***** Information supplied *****

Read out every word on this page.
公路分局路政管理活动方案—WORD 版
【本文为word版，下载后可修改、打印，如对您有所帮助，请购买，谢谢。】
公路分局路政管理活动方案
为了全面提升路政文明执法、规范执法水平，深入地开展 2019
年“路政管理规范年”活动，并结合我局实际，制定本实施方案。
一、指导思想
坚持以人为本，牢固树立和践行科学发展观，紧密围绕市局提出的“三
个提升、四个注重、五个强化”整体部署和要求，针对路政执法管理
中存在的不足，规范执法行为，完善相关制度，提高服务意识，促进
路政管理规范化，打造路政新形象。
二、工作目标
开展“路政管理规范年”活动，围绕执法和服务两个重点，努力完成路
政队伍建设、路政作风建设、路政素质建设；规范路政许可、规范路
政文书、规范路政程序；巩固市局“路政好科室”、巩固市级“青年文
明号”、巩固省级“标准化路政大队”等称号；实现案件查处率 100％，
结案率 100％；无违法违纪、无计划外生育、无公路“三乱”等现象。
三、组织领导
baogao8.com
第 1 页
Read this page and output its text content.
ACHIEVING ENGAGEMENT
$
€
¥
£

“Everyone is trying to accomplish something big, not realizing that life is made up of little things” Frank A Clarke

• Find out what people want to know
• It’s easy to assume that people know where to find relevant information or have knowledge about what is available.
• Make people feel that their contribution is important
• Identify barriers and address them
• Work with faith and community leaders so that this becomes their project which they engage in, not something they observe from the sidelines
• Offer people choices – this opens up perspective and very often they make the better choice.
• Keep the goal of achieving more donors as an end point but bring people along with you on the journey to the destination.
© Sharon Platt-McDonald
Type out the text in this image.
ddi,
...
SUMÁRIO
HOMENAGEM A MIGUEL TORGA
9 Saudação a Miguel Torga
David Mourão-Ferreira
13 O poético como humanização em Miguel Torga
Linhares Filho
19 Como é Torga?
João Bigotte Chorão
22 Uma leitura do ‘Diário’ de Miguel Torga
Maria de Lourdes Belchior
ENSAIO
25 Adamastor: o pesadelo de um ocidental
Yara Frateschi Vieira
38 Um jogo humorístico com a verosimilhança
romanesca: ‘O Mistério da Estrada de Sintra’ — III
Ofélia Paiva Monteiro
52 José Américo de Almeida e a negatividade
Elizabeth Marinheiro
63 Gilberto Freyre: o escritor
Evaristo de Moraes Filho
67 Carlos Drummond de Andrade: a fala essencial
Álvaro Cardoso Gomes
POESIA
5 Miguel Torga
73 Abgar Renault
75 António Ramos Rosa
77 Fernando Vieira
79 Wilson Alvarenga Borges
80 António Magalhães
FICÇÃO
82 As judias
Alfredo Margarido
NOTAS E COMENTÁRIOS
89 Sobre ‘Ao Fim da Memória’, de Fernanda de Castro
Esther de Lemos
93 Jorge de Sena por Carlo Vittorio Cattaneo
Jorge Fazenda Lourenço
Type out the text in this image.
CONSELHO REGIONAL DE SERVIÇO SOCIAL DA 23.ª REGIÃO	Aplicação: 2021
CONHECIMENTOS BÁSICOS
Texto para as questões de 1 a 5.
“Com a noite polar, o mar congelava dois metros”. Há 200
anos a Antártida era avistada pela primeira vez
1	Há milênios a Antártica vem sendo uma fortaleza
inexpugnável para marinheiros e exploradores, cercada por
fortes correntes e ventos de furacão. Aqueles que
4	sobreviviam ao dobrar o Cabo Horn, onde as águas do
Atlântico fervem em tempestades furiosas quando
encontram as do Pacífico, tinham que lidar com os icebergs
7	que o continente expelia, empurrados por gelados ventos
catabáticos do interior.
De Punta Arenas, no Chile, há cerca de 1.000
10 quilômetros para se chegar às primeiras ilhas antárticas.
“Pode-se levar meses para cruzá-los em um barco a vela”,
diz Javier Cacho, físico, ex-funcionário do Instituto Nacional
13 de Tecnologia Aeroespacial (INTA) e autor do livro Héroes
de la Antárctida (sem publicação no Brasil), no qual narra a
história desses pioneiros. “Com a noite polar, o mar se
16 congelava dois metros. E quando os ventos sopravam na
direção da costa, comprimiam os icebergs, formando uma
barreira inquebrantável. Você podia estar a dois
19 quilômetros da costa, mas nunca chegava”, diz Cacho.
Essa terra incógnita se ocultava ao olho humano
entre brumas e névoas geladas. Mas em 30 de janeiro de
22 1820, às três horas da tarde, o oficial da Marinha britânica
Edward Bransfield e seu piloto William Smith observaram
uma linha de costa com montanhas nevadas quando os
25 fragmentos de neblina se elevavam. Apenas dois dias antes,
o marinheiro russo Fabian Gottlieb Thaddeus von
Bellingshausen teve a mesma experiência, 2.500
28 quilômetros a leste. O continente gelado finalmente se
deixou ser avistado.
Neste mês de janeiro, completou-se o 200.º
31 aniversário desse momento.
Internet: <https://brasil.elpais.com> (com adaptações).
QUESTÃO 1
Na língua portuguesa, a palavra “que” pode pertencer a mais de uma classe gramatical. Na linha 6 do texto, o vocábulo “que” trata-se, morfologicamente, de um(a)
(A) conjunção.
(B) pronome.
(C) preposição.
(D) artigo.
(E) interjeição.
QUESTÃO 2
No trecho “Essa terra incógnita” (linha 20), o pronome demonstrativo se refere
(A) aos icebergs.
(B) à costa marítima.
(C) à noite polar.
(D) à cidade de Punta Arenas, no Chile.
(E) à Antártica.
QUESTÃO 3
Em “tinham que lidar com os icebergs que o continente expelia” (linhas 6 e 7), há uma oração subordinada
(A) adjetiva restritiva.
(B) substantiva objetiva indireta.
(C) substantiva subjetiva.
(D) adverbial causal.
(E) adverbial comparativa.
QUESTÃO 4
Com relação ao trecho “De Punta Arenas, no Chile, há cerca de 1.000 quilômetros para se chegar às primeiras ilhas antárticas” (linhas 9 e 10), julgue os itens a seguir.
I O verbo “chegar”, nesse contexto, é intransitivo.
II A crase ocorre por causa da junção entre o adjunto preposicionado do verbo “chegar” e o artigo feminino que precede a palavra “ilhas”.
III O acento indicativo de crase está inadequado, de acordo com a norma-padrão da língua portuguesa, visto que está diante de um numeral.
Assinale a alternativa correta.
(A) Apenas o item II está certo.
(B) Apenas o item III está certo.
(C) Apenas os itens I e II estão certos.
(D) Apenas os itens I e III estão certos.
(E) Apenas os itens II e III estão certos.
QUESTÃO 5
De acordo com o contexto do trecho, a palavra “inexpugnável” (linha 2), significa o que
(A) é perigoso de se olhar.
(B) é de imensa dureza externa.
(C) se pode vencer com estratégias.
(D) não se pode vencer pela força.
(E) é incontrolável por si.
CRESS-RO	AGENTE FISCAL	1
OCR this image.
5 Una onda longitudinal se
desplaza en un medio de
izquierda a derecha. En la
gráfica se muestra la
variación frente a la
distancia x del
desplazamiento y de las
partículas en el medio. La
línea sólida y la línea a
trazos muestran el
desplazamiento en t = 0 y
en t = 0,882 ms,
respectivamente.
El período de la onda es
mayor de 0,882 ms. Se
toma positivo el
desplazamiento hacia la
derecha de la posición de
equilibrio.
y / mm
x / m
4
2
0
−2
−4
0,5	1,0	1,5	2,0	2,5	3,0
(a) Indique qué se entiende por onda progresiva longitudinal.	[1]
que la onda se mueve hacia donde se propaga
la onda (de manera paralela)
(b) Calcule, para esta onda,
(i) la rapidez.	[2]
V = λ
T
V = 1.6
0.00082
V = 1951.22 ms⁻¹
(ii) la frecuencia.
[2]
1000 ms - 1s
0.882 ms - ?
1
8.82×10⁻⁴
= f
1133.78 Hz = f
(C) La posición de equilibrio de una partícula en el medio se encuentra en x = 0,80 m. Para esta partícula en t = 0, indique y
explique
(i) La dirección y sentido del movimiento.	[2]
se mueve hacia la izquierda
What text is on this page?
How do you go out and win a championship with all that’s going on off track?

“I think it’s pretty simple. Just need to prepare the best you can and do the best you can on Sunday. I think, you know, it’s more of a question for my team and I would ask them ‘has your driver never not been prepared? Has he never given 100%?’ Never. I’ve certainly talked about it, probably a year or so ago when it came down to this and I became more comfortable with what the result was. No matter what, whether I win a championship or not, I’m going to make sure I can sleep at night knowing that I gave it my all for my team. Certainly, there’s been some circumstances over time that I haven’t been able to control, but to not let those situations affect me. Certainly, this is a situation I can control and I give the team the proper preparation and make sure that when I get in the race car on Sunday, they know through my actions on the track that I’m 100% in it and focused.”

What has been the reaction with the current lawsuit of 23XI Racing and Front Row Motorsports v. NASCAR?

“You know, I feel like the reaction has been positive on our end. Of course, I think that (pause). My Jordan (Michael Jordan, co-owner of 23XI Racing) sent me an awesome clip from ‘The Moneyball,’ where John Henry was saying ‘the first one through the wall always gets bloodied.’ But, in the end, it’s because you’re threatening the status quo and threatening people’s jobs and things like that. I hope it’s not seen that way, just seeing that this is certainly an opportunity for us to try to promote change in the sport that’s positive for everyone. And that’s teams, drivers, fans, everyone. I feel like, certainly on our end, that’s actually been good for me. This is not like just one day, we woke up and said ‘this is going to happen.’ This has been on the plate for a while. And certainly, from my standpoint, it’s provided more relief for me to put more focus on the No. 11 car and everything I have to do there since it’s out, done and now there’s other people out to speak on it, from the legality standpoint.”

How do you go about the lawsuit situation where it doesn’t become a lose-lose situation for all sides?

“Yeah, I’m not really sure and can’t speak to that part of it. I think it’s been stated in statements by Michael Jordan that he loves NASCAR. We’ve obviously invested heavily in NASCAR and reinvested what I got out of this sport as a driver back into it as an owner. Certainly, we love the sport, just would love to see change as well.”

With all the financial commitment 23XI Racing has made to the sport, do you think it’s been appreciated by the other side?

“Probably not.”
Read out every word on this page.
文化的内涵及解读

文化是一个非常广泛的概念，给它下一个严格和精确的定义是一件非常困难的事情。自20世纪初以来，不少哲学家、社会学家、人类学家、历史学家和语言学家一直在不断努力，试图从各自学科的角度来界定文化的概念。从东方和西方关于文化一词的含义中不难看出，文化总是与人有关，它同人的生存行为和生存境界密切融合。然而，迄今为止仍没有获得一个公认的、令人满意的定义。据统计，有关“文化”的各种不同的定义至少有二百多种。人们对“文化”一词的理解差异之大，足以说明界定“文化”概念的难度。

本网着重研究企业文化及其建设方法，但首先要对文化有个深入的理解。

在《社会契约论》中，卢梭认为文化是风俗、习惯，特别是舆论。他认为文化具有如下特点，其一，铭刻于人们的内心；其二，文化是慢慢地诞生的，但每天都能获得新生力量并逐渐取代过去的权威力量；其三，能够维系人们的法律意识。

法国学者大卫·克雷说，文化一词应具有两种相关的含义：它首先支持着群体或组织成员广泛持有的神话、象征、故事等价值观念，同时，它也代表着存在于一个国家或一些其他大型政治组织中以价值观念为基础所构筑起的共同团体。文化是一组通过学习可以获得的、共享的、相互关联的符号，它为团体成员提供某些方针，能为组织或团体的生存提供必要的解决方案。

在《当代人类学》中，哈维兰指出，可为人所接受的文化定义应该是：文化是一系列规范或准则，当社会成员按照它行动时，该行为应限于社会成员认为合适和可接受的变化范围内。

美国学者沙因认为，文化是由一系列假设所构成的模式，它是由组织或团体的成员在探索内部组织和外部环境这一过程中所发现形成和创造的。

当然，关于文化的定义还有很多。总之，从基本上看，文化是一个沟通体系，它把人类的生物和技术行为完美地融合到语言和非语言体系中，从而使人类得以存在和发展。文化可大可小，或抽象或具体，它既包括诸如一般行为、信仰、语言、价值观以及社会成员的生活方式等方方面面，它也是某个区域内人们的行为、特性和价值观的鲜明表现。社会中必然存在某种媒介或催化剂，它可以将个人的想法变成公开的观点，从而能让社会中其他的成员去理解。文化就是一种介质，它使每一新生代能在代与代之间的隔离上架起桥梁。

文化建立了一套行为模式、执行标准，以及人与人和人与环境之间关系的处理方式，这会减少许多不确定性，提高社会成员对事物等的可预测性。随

*****

# Directions:
Above are entries; state the number of lines among them that contain "desplazamiento", and nothing else.

# Written answer:
3